Goal:
Gather all lines in the entries that include the word "number".

-- START OF Listing --

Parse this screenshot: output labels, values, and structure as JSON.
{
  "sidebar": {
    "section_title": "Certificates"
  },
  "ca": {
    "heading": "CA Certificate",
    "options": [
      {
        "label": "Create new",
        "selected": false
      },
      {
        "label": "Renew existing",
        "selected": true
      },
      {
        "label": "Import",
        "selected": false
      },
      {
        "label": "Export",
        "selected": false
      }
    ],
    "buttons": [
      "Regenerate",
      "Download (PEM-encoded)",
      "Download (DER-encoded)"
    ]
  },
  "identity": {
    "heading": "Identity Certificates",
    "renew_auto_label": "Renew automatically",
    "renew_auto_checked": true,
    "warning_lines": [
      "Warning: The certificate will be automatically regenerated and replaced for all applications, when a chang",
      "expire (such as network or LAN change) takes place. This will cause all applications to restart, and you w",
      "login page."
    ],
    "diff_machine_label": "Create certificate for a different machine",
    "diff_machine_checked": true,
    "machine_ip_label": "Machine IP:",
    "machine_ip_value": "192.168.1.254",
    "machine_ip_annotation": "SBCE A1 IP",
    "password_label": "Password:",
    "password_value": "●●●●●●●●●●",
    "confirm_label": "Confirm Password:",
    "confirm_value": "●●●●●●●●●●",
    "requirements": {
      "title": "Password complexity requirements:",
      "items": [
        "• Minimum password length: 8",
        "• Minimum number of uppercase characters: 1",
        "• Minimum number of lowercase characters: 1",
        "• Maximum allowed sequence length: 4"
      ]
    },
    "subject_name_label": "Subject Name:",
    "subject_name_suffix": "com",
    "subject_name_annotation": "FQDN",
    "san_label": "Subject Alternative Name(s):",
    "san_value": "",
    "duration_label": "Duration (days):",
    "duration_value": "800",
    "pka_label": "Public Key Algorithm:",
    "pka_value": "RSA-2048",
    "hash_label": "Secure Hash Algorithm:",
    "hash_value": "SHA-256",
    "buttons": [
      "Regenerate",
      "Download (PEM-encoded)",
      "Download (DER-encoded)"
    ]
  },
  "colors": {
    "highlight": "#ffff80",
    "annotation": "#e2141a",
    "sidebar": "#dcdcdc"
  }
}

-- END OF Listing --

Output:
        "• Minimum number of uppercase characters: 1",
        "• Minimum number of lowercase characters: 1",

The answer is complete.